§ Exercise aim
Your answer should be one number: the count of lines in these entries that hold the word "this".

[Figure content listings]

## Begin

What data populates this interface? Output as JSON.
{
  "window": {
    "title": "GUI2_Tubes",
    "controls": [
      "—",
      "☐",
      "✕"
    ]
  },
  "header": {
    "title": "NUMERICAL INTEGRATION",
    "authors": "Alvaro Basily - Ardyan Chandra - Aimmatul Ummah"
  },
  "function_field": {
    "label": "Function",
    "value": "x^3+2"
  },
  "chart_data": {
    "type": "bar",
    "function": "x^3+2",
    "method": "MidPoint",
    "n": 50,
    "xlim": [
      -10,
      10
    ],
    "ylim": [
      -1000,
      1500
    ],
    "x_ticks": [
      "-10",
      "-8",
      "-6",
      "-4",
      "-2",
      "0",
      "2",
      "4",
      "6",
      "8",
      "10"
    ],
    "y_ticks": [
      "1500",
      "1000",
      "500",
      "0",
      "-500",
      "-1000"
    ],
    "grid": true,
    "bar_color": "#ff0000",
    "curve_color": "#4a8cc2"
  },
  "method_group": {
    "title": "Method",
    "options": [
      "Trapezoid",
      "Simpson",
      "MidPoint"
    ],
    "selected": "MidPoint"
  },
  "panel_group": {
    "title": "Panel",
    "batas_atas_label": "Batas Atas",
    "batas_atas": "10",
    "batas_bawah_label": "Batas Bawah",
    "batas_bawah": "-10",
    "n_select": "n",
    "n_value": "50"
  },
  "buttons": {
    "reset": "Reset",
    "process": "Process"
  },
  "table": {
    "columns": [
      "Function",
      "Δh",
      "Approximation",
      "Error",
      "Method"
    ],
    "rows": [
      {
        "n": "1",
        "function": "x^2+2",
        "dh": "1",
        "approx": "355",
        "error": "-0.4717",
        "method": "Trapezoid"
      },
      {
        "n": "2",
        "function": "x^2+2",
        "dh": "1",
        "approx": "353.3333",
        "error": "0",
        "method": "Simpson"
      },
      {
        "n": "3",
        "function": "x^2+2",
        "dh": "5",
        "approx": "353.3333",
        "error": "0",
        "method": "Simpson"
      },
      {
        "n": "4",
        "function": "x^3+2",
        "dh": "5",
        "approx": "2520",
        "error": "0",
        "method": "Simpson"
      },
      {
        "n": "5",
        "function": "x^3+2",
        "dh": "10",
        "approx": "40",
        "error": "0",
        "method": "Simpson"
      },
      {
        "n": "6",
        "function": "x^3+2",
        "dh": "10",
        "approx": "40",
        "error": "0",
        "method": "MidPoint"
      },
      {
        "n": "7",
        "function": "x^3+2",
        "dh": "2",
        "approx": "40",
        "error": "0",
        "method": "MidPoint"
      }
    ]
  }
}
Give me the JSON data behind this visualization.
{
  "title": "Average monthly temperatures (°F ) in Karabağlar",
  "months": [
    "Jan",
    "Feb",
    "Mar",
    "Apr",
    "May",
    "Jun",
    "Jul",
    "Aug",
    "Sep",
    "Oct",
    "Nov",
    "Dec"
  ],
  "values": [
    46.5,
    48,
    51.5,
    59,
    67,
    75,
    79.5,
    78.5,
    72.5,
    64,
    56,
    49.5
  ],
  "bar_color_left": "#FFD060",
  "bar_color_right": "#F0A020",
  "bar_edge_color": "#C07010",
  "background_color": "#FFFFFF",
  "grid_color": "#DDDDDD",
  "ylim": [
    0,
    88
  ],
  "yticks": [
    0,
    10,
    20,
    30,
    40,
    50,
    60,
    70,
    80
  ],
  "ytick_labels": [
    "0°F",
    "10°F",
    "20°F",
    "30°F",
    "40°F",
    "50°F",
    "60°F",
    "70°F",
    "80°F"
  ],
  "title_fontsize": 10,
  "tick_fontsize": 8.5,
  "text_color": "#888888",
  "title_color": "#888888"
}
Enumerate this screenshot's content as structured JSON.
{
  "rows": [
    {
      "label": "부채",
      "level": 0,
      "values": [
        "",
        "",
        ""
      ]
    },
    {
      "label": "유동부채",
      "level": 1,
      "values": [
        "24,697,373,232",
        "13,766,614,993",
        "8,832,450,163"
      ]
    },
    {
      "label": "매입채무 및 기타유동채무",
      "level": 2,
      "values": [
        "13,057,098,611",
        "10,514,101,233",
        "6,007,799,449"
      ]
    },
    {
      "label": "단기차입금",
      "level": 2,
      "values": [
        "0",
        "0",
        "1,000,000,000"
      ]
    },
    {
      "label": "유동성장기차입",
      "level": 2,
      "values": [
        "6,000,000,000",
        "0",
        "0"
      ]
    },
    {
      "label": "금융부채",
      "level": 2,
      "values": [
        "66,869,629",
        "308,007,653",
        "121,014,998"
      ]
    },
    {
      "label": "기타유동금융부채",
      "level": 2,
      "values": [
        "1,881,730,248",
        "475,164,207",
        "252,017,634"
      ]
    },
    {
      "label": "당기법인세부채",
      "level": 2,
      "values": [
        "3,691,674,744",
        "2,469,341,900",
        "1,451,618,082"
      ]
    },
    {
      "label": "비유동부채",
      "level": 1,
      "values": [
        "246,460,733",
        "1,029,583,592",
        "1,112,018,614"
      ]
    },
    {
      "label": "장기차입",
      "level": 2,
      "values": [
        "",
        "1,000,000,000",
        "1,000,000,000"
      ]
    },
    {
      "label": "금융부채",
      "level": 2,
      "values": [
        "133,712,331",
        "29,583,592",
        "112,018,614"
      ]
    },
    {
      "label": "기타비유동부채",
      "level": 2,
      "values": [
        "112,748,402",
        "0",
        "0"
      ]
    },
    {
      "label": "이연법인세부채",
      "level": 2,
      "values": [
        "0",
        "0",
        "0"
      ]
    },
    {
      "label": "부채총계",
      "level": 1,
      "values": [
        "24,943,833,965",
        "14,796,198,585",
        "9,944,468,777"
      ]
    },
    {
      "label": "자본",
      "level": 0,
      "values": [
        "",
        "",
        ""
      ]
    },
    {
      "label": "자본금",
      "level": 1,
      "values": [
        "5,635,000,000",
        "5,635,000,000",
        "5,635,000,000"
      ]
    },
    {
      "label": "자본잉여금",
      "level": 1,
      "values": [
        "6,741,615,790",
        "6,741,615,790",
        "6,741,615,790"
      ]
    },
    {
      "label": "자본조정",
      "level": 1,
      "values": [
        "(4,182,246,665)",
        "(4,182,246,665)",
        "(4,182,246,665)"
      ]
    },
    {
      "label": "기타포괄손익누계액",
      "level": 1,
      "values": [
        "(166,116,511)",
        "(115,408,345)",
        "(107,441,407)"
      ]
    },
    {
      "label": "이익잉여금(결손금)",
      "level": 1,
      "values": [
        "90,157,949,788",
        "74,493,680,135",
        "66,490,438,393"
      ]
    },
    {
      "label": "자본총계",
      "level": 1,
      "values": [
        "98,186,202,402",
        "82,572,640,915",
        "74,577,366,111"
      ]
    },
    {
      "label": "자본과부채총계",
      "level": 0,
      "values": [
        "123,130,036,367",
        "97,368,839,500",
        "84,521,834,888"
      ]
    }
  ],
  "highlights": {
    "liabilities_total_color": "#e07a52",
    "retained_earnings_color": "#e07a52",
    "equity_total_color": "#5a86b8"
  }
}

## End

§ Solved exercise
3